## Requirement
Each record below should be repeated precisely as written.

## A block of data
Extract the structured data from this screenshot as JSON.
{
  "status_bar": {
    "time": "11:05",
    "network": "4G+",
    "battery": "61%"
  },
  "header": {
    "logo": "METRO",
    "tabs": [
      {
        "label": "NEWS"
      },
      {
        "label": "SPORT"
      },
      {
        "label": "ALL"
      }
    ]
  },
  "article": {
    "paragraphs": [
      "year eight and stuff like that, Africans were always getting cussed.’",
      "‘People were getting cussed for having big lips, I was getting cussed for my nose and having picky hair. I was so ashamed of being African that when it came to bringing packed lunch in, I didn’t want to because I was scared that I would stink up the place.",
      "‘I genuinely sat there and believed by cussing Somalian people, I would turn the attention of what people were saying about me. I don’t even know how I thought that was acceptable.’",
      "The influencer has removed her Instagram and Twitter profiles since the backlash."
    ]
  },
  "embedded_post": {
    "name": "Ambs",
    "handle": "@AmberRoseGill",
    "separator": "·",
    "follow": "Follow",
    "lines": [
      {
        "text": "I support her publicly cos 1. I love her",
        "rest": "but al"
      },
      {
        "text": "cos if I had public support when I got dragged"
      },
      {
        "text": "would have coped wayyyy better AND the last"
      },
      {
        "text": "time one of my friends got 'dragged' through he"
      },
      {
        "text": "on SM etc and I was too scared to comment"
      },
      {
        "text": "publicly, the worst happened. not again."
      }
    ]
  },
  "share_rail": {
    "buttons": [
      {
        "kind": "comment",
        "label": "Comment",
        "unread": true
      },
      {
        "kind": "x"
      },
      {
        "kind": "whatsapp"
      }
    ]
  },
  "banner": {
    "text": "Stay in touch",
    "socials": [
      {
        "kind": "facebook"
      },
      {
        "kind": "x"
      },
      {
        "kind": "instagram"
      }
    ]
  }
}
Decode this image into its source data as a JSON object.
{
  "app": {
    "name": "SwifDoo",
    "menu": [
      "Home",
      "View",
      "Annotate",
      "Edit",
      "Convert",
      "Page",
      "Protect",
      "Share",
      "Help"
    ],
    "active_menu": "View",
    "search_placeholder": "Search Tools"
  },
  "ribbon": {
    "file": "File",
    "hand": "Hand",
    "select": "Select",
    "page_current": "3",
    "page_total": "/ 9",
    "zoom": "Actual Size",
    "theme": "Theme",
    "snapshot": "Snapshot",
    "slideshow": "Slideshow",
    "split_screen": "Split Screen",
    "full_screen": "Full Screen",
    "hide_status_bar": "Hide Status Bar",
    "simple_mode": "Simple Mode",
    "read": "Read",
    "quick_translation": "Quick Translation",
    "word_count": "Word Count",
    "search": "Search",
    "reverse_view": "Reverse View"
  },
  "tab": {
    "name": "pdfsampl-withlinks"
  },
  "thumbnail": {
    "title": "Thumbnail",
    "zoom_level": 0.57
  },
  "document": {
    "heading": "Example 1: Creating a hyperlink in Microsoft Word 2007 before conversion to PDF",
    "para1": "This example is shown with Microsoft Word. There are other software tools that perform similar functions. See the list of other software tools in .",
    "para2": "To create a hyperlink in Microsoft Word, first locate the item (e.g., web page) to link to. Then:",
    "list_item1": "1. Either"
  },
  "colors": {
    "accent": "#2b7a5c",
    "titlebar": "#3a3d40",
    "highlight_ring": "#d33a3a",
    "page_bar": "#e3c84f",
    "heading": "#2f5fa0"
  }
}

## Task result
Extract the structured data from this screenshot as JSON.
{
  "status_bar": {
    "time": "11:05",
    "network": "4G+",
    "battery": "61%"
  },
  "header": {
    "logo": "METRO",
    "tabs": [
      {
        "label": "NEWS"
      },
      {
        "label": "SPORT"
      },
      {
        "label": "ALL"
      }
    ]
  },
  "article": {
    "paragraphs": [
      "year eight and stuff like that, Africans were always getting cussed.’",
      "‘People were getting cussed for having big lips, I was getting cussed for my nose and having picky hair. I was so ashamed of being African that when it came to bringing packed lunch in, I didn’t want to because I was scared that I would stink up the place.",
      "‘I genuinely sat there and believed by cussing Somalian people, I would turn the attention of what people were saying about me. I don’t even know how I thought that was acceptable.’",
      "The influencer has removed her Instagram and Twitter profiles since the backlash."
    ]
  },
  "embedded_post": {
    "name": "Ambs",
    "handle": "@AmberRoseGill",
    "separator": "·",
    "follow": "Follow",
    "lines": [
      {
        "text": "I support her publicly cos 1. I love her",
        "rest": "but al"
      },
      {
        "text": "cos if I had public support when I got dragged"
      },
      {
        "text": "would have coped wayyyy better AND the last"
      },
      {
        "text": "time one of my friends got 'dragged' through he"
      },
      {
        "text": "on SM etc and I was too scared to comment"
      },
      {
        "text": "publicly, the worst happened. not again."
      }
    ]
  },
  "share_rail": {
    "buttons": [
      {
        "kind": "comment",
        "label": "Comment",
        "unread": true
      },
      {
        "kind": "x"
      },
      {
        "kind": "whatsapp"
      }
    ]
  },
  "banner": {
    "text": "Stay in touch",
    "socials": [
      {
        "kind": "facebook"
      },
      {
        "kind": "x"
      },
      {
        "kind": "instagram"
      }
    ]
  }
}
Decode this image into its source data as a JSON object.
{
  "app": {
    "name": "SwifDoo",
    "menu": [
      "Home",
      "View",
      "Annotate",
      "Edit",
      "Convert",
      "Page",
      "Protect",
      "Share",
      "Help"
    ],
    "active_menu": "View",
    "search_placeholder": "Search Tools"
  },
  "ribbon": {
    "file": "File",
    "hand": "Hand",
    "select": "Select",
    "page_current": "3",
    "page_total": "/ 9",
    "zoom": "Actual Size",
    "theme": "Theme",
    "snapshot": "Snapshot",
    "slideshow": "Slideshow",
    "split_screen": "Split Screen",
    "full_screen": "Full Screen",
    "hide_status_bar": "Hide Status Bar",
    "simple_mode": "Simple Mode",
    "read": "Read",
    "quick_translation": "Quick Translation",
    "word_count": "Word Count",
    "search": "Search",
    "reverse_view": "Reverse View"
  },
  "tab": {
    "name": "pdfsampl-withlinks"
  },
  "thumbnail": {
    "title": "Thumbnail",
    "zoom_level": 0.57
  },
  "document": {
    "heading": "Example 1: Creating a hyperlink in Microsoft Word 2007 before conversion to PDF",
    "para1": "This example is shown with Microsoft Word. There are other software tools that perform similar functions. See the list of other software tools in .",
    "para2": "To create a hyperlink in Microsoft Word, first locate the item (e.g., web page) to link to. Then:",
    "list_item1": "1. Either"
  },
  "colors": {
    "accent": "#2b7a5c",
    "titlebar": "#3a3d40",
    "highlight_ring": "#d33a3a",
    "page_bar": "#e3c84f",
    "heading": "#2f5fa0"
  }
}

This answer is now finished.